TASK DESCRIPTION
Copy out the listing that follows exactly, dropping every picture.
● ● ● ● ●
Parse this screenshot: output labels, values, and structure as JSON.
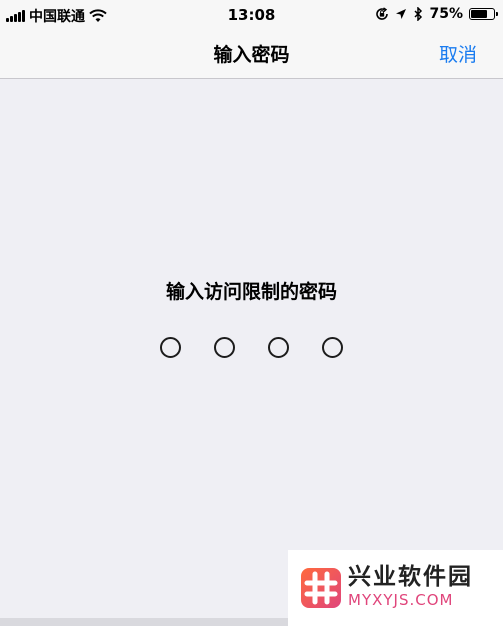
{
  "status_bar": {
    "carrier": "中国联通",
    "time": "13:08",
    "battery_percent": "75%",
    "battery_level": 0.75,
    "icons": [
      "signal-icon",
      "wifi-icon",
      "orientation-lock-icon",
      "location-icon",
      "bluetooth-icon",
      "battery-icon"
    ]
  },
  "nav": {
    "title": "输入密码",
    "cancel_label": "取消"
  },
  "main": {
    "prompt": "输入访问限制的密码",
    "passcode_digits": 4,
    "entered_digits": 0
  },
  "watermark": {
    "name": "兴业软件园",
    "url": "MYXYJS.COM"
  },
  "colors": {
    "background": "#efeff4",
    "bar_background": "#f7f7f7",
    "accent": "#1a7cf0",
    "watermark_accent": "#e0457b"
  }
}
● ● ● ● ●
TASK RESPONSE
Parse this screenshot: output labels, values, and structure as JSON.
{
  "status_bar": {
    "carrier": "中国联通",
    "time": "13:08",
    "battery_percent": "75%",
    "battery_level": 0.75,
    "icons": [
      "signal-icon",
      "wifi-icon",
      "orientation-lock-icon",
      "location-icon",
      "bluetooth-icon",
      "battery-icon"
    ]
  },
  "nav": {
    "title": "输入密码",
    "cancel_label": "取消"
  },
  "main": {
    "prompt": "输入访问限制的密码",
    "passcode_digits": 4,
    "entered_digits": 0
  },
  "watermark": {
    "name": "兴业软件园",
    "url": "MYXYJS.COM"
  },
  "colors": {
    "background": "#efeff4",
    "bar_background": "#f7f7f7",
    "accent": "#1a7cf0",
    "watermark_accent": "#e0457b"
  }
}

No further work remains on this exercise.